Collection entries

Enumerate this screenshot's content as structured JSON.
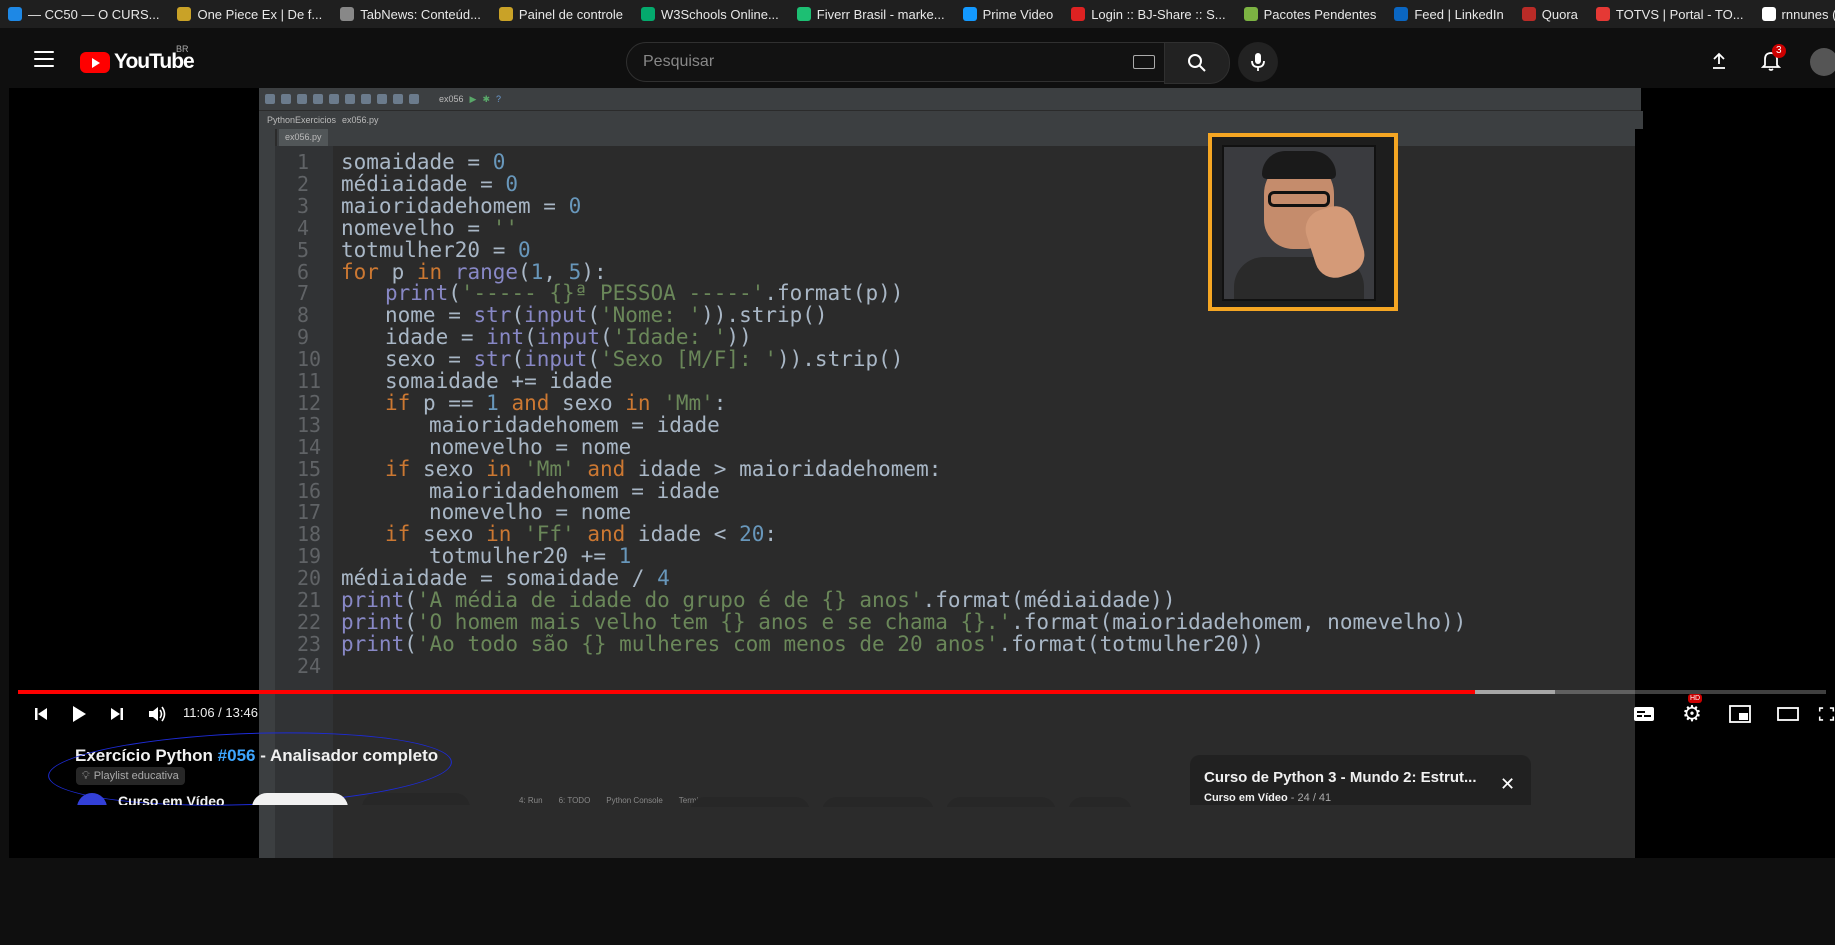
{
  "bookmarks": [
    {
      "label": "— CC50 — O CURS...",
      "icon": "p-icon",
      "color": "#1e88e5"
    },
    {
      "label": "One Piece Ex | De f...",
      "icon": "pirate-icon",
      "color": "#c9a227"
    },
    {
      "label": "TabNews: Conteúd...",
      "icon": "square-icon",
      "color": "#888888"
    },
    {
      "label": "Painel de controle",
      "icon": "arrow-icon",
      "color": "#c9a227"
    },
    {
      "label": "W3Schools Online...",
      "icon": "w3-icon",
      "color": "#04aa6d"
    },
    {
      "label": "Fiverr Brasil - marke...",
      "icon": "fiverr-icon",
      "color": "#1dbf73"
    },
    {
      "label": "Prime Video",
      "icon": "prime-icon",
      "color": "#1399ff"
    },
    {
      "label": "Login :: BJ-Share :: S...",
      "icon": "bj-icon",
      "color": "#d22"
    },
    {
      "label": "Pacotes Pendentes",
      "icon": "package-icon",
      "color": "#7cb342"
    },
    {
      "label": "Feed | LinkedIn",
      "icon": "linkedin-icon",
      "color": "#0a66c2"
    },
    {
      "label": "Quora",
      "icon": "quora-icon",
      "color": "#b92b27"
    },
    {
      "label": "TOTVS | Portal - TO...",
      "icon": "totvs-icon",
      "color": "#e53935"
    },
    {
      "label": "rnnunes (Rian Nunes)",
      "icon": "github-icon",
      "color": "#ffffff"
    }
  ],
  "header": {
    "logo_text": "YouTube",
    "country": "BR",
    "search_placeholder": "Pesquisar",
    "notifications": "3"
  },
  "ide": {
    "project": "PythonExercicios",
    "file": "ex056.py",
    "run_config": "ex056",
    "status_items": [
      "4: Run",
      "6: TODO",
      "Python Console",
      "Terminal"
    ]
  },
  "code_lines": [
    {
      "n": "1"
    },
    {
      "n": "2"
    },
    {
      "n": "3"
    },
    {
      "n": "4"
    },
    {
      "n": "5"
    },
    {
      "n": "6"
    },
    {
      "n": "7"
    },
    {
      "n": "8"
    },
    {
      "n": "9"
    },
    {
      "n": "10"
    },
    {
      "n": "11"
    },
    {
      "n": "12"
    },
    {
      "n": "13"
    },
    {
      "n": "14"
    },
    {
      "n": "15"
    },
    {
      "n": "16"
    },
    {
      "n": "17"
    },
    {
      "n": "18"
    },
    {
      "n": "19"
    },
    {
      "n": "20"
    },
    {
      "n": "21"
    },
    {
      "n": "22"
    },
    {
      "n": "23"
    },
    {
      "n": "24"
    }
  ],
  "player": {
    "time": "11:06 / 13:46",
    "progress_fraction": 0.806,
    "loaded_fraction": 0.85
  },
  "video": {
    "title_prefix": "Exercício Python ",
    "hashtag": "#056",
    "title_suffix": " - Analisador completo",
    "chip": "Playlist educativa",
    "channel": "Curso em Vídeo"
  },
  "playlist": {
    "title": "Curso de Python 3 - Mundo 2: Estrut...",
    "channel": "Curso em Vídeo",
    "position": " - 24 / 41"
  }
}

Directions => Drop the pictures and reproduce the rest of the entries above exactly.

Response to this task =>
Enumerate this screenshot's content as structured JSON.
{
  "bookmarks": [
    {
      "label": "— CC50 — O CURS...",
      "icon": "p-icon",
      "color": "#1e88e5"
    },
    {
      "label": "One Piece Ex | De f...",
      "icon": "pirate-icon",
      "color": "#c9a227"
    },
    {
      "label": "TabNews: Conteúd...",
      "icon": "square-icon",
      "color": "#888888"
    },
    {
      "label": "Painel de controle",
      "icon": "arrow-icon",
      "color": "#c9a227"
    },
    {
      "label": "W3Schools Online...",
      "icon": "w3-icon",
      "color": "#04aa6d"
    },
    {
      "label": "Fiverr Brasil - marke...",
      "icon": "fiverr-icon",
      "color": "#1dbf73"
    },
    {
      "label": "Prime Video",
      "icon": "prime-icon",
      "color": "#1399ff"
    },
    {
      "label": "Login :: BJ-Share :: S...",
      "icon": "bj-icon",
      "color": "#d22"
    },
    {
      "label": "Pacotes Pendentes",
      "icon": "package-icon",
      "color": "#7cb342"
    },
    {
      "label": "Feed | LinkedIn",
      "icon": "linkedin-icon",
      "color": "#0a66c2"
    },
    {
      "label": "Quora",
      "icon": "quora-icon",
      "color": "#b92b27"
    },
    {
      "label": "TOTVS | Portal - TO...",
      "icon": "totvs-icon",
      "color": "#e53935"
    },
    {
      "label": "rnnunes (Rian Nunes)",
      "icon": "github-icon",
      "color": "#ffffff"
    }
  ],
  "header": {
    "logo_text": "YouTube",
    "country": "BR",
    "search_placeholder": "Pesquisar",
    "notifications": "3"
  },
  "ide": {
    "project": "PythonExercicios",
    "file": "ex056.py",
    "run_config": "ex056",
    "status_items": [
      "4: Run",
      "6: TODO",
      "Python Console",
      "Terminal"
    ]
  },
  "code_lines": [
    {
      "n": "1"
    },
    {
      "n": "2"
    },
    {
      "n": "3"
    },
    {
      "n": "4"
    },
    {
      "n": "5"
    },
    {
      "n": "6"
    },
    {
      "n": "7"
    },
    {
      "n": "8"
    },
    {
      "n": "9"
    },
    {
      "n": "10"
    },
    {
      "n": "11"
    },
    {
      "n": "12"
    },
    {
      "n": "13"
    },
    {
      "n": "14"
    },
    {
      "n": "15"
    },
    {
      "n": "16"
    },
    {
      "n": "17"
    },
    {
      "n": "18"
    },
    {
      "n": "19"
    },
    {
      "n": "20"
    },
    {
      "n": "21"
    },
    {
      "n": "22"
    },
    {
      "n": "23"
    },
    {
      "n": "24"
    }
  ],
  "player": {
    "time": "11:06 / 13:46",
    "progress_fraction": 0.806,
    "loaded_fraction": 0.85
  },
  "video": {
    "title_prefix": "Exercício Python ",
    "hashtag": "#056",
    "title_suffix": " - Analisador completo",
    "chip": "Playlist educativa",
    "channel": "Curso em Vídeo"
  },
  "playlist": {
    "title": "Curso de Python 3 - Mundo 2: Estrut...",
    "channel": "Curso em Vídeo",
    "position": " - 24 / 41"
  }
}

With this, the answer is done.